Instruction: Give back every line exactly as it appears, pictures excluded.

Records to use:

+---+

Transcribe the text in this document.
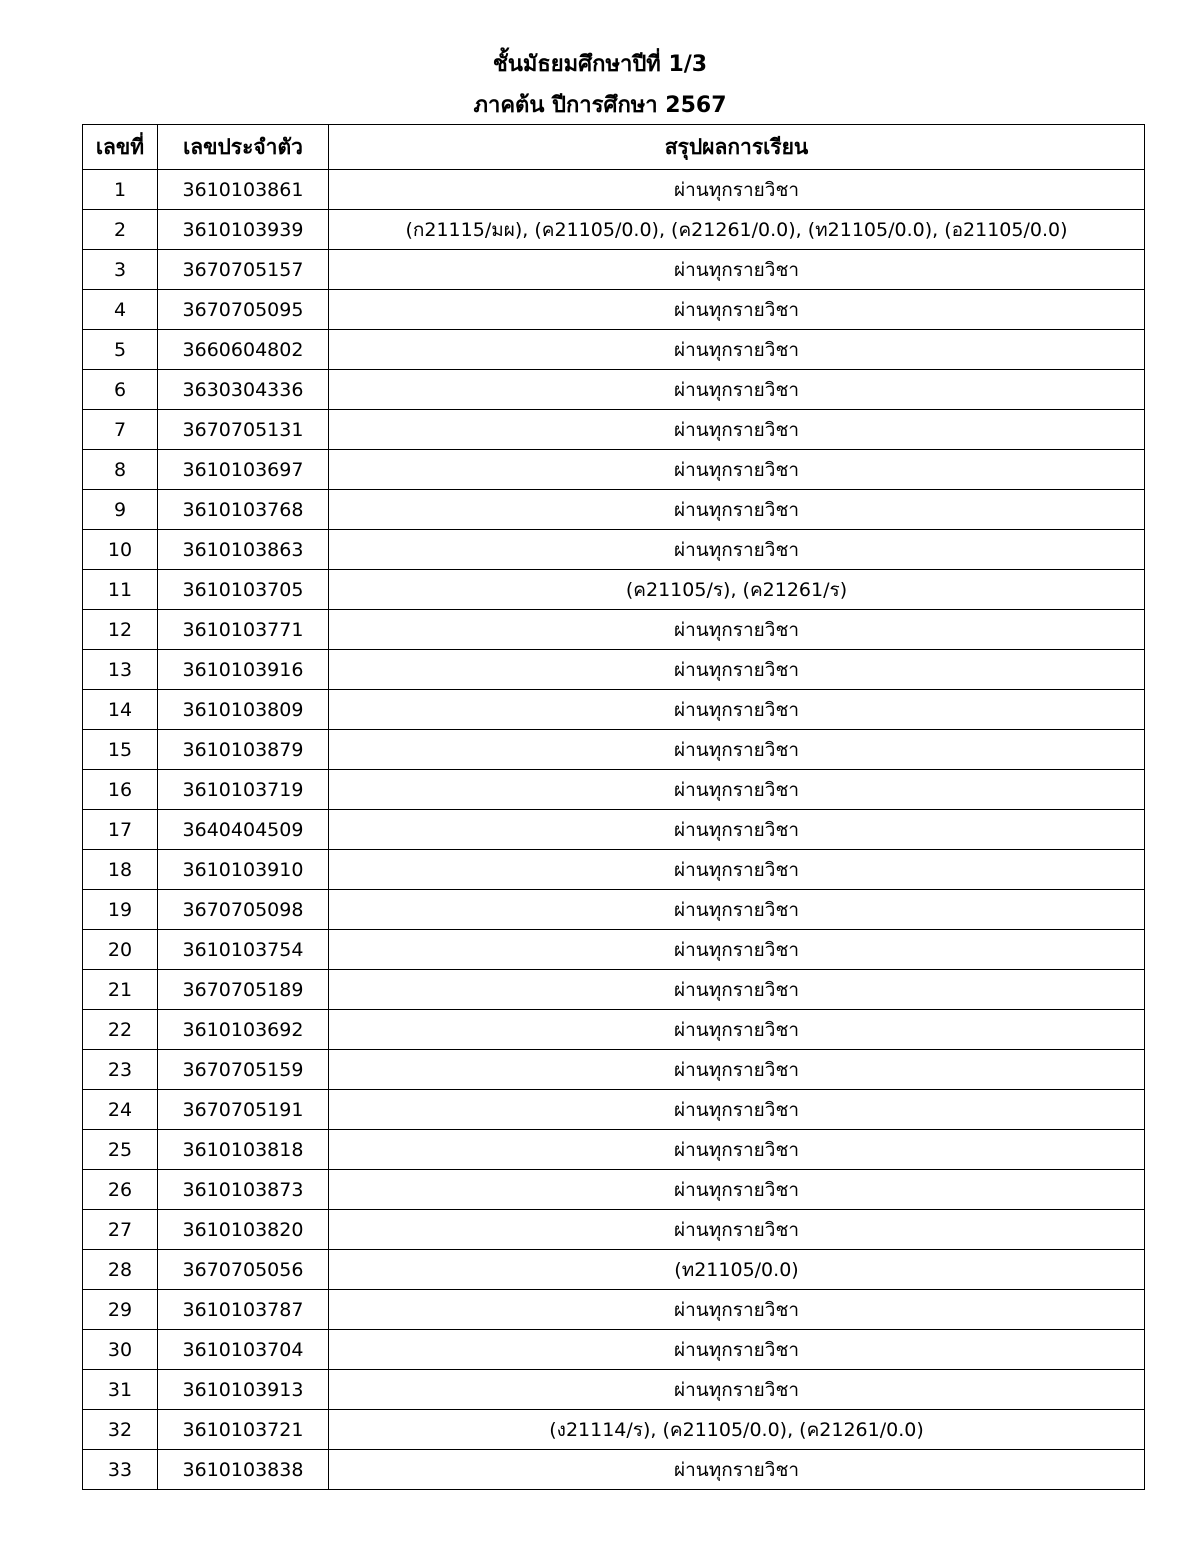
ชั้นมัธยมศึกษาปีที่ 1/3
ภาคต้น ปีการศึกษา 2567
เลขที่	เลขประจำตัว	สรุปผลการเรียน
1	3610103861	ผ่านทุกรายวิชา
2	3610103939	(ก21115/มผ), (ค21105/0.0), (ค21261/0.0), (ท21105/0.0), (อ21105/0.0)
3	3670705157	ผ่านทุกรายวิชา
4	3670705095	ผ่านทุกรายวิชา
5	3660604802	ผ่านทุกรายวิชา
6	3630304336	ผ่านทุกรายวิชา
7	3670705131	ผ่านทุกรายวิชา
8	3610103697	ผ่านทุกรายวิชา
9	3610103768	ผ่านทุกรายวิชา
10	3610103863	ผ่านทุกรายวิชา
11	3610103705	(ค21105/ร), (ค21261/ร)
12	3610103771	ผ่านทุกรายวิชา
13	3610103916	ผ่านทุกรายวิชา
14	3610103809	ผ่านทุกรายวิชา
15	3610103879	ผ่านทุกรายวิชา
16	3610103719	ผ่านทุกรายวิชา
17	3640404509	ผ่านทุกรายวิชา
18	3610103910	ผ่านทุกรายวิชา
19	3670705098	ผ่านทุกรายวิชา
20	3610103754	ผ่านทุกรายวิชา
21	3670705189	ผ่านทุกรายวิชา
22	3610103692	ผ่านทุกรายวิชา
23	3670705159	ผ่านทุกรายวิชา
24	3670705191	ผ่านทุกรายวิชา
25	3610103818	ผ่านทุกรายวิชา
26	3610103873	ผ่านทุกรายวิชา
27	3610103820	ผ่านทุกรายวิชา
28	3670705056	(ท21105/0.0)
29	3610103787	ผ่านทุกรายวิชา
30	3610103704	ผ่านทุกรายวิชา
31	3610103913	ผ่านทุกรายวิชา
32	3610103721	(ง21114/ร), (ค21105/0.0), (ค21261/0.0)
33	3610103838	ผ่านทุกรายวิชา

+---+

Problem solution:
Transcribe the text in this document.
ชั้นมัธยมศึกษาปีที่ 1/3
ภาคต้น ปีการศึกษา 2567
เลขที่	เลขประจำตัว	สรุปผลการเรียน
1	3610103861	ผ่านทุกรายวิชา
2	3610103939	(ก21115/มผ), (ค21105/0.0), (ค21261/0.0), (ท21105/0.0), (อ21105/0.0)
3	3670705157	ผ่านทุกรายวิชา
4	3670705095	ผ่านทุกรายวิชา
5	3660604802	ผ่านทุกรายวิชา
6	3630304336	ผ่านทุกรายวิชา
7	3670705131	ผ่านทุกรายวิชา
8	3610103697	ผ่านทุกรายวิชา
9	3610103768	ผ่านทุกรายวิชา
10	3610103863	ผ่านทุกรายวิชา
11	3610103705	(ค21105/ร), (ค21261/ร)
12	3610103771	ผ่านทุกรายวิชา
13	3610103916	ผ่านทุกรายวิชา
14	3610103809	ผ่านทุกรายวิชา
15	3610103879	ผ่านทุกรายวิชา
16	3610103719	ผ่านทุกรายวิชา
17	3640404509	ผ่านทุกรายวิชา
18	3610103910	ผ่านทุกรายวิชา
19	3670705098	ผ่านทุกรายวิชา
20	3610103754	ผ่านทุกรายวิชา
21	3670705189	ผ่านทุกรายวิชา
22	3610103692	ผ่านทุกรายวิชา
23	3670705159	ผ่านทุกรายวิชา
24	3670705191	ผ่านทุกรายวิชา
25	3610103818	ผ่านทุกรายวิชา
26	3610103873	ผ่านทุกรายวิชา
27	3610103820	ผ่านทุกรายวิชา
28	3670705056	(ท21105/0.0)
29	3610103787	ผ่านทุกรายวิชา
30	3610103704	ผ่านทุกรายวิชา
31	3610103913	ผ่านทุกรายวิชา
32	3610103721	(ง21114/ร), (ค21105/0.0), (ค21261/0.0)
33	3610103838	ผ่านทุกรายวิชา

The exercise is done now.